Description of the task:
How many lines of the entries below include the word "братів"? Answer with the number alone.

Saved entries:
+--

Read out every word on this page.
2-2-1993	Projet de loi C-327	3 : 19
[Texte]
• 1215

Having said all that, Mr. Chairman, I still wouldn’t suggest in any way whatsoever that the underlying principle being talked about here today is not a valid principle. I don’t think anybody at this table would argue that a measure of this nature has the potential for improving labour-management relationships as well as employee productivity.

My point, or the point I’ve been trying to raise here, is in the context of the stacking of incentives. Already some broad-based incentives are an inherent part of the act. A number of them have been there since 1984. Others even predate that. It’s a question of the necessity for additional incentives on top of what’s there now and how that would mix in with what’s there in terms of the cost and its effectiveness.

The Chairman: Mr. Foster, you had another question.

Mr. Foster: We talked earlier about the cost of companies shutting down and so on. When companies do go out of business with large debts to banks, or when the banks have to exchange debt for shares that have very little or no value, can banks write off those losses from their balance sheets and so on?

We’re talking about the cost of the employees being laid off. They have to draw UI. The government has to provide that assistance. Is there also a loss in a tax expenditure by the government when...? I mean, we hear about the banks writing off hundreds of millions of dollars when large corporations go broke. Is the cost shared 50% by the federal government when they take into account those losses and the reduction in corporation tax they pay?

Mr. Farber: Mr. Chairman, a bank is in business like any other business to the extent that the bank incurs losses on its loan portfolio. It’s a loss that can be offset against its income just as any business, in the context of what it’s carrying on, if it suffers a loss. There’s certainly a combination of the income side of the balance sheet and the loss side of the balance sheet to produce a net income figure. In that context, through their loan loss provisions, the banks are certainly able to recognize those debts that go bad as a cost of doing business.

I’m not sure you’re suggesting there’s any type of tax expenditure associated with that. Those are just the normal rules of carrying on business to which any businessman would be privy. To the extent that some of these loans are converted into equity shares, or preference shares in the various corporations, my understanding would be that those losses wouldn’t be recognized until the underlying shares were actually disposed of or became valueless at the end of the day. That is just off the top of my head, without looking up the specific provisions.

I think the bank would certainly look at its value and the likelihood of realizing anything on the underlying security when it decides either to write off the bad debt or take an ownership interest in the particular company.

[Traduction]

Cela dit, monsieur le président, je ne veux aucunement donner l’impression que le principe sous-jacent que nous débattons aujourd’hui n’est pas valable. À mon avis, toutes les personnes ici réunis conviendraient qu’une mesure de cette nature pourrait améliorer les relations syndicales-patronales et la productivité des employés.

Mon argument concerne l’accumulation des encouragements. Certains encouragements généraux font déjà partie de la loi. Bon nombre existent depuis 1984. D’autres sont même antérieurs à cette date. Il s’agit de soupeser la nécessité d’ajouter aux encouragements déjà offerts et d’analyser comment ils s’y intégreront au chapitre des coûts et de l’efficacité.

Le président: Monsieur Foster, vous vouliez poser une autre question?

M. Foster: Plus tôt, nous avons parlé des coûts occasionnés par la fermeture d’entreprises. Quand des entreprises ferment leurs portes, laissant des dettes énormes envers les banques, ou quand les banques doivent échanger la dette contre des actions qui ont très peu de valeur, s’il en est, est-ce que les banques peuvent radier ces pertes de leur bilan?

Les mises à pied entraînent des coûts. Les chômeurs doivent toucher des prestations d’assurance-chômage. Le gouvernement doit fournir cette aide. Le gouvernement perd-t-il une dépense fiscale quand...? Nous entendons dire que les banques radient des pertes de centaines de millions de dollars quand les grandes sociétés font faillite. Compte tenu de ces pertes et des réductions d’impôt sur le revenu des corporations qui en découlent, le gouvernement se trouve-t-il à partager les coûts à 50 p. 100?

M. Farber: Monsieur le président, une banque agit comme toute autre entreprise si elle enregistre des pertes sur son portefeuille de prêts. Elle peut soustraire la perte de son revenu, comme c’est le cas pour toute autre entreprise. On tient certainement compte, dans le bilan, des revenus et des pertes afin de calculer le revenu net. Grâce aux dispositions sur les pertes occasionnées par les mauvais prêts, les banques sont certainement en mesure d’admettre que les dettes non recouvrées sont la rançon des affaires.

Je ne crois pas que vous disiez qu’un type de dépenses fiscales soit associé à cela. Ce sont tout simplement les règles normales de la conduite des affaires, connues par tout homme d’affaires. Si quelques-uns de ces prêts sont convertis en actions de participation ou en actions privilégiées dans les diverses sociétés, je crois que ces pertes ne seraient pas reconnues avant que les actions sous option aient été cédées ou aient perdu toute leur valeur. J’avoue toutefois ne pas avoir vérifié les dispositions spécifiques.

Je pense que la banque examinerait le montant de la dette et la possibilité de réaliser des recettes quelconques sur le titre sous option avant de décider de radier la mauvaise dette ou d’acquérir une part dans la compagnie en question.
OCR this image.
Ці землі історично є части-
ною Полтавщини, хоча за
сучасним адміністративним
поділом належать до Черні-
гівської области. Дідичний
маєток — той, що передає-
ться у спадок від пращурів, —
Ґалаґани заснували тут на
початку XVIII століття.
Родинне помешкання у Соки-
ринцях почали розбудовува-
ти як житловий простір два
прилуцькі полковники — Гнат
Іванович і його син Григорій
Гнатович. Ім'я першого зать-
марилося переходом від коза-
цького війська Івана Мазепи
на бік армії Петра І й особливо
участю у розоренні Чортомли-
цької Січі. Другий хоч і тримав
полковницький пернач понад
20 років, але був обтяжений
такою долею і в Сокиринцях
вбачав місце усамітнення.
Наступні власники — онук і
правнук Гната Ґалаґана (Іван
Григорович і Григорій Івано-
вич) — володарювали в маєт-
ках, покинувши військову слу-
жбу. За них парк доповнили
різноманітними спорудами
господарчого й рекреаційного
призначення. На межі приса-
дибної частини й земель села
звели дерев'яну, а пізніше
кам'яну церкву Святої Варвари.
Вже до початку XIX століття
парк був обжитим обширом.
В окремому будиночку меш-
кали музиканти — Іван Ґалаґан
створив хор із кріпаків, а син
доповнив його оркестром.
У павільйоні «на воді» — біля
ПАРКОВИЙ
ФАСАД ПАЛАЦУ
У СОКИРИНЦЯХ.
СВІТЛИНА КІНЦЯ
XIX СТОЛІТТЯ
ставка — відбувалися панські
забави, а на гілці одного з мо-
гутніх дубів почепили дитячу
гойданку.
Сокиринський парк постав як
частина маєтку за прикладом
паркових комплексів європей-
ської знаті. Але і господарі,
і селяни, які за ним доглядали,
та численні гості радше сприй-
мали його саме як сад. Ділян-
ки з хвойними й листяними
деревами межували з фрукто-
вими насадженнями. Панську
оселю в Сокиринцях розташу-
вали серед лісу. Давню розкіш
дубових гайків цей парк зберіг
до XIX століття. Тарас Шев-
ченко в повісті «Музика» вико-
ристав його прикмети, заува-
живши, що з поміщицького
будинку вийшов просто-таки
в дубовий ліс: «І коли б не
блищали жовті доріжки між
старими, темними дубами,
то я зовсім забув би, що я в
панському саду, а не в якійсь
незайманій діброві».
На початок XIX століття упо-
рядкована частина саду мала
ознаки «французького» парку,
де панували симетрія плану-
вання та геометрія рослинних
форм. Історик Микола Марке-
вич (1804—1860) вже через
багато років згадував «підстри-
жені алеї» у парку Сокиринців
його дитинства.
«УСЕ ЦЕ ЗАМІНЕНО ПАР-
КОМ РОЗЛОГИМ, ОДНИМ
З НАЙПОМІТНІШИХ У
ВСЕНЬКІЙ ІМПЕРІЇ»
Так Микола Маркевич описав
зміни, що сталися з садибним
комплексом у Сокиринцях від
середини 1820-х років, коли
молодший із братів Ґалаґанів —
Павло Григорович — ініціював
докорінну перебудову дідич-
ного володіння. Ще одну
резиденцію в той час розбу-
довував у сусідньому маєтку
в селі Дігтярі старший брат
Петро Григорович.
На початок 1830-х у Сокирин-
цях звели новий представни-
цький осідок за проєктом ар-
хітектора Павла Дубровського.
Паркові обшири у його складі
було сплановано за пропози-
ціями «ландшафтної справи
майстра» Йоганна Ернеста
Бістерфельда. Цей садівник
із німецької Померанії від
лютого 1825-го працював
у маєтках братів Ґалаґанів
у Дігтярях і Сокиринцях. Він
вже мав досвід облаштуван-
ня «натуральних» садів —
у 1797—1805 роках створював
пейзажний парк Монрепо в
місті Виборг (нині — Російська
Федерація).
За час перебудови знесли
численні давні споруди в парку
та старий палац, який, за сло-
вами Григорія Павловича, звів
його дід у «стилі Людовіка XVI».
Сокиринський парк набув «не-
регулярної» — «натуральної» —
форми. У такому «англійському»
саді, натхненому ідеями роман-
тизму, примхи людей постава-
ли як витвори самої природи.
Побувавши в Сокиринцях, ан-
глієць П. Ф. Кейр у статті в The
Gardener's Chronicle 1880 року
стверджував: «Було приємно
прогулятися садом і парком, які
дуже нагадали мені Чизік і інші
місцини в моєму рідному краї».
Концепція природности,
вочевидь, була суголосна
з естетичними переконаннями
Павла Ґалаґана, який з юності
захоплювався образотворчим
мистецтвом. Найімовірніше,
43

+--

Exercise result:
2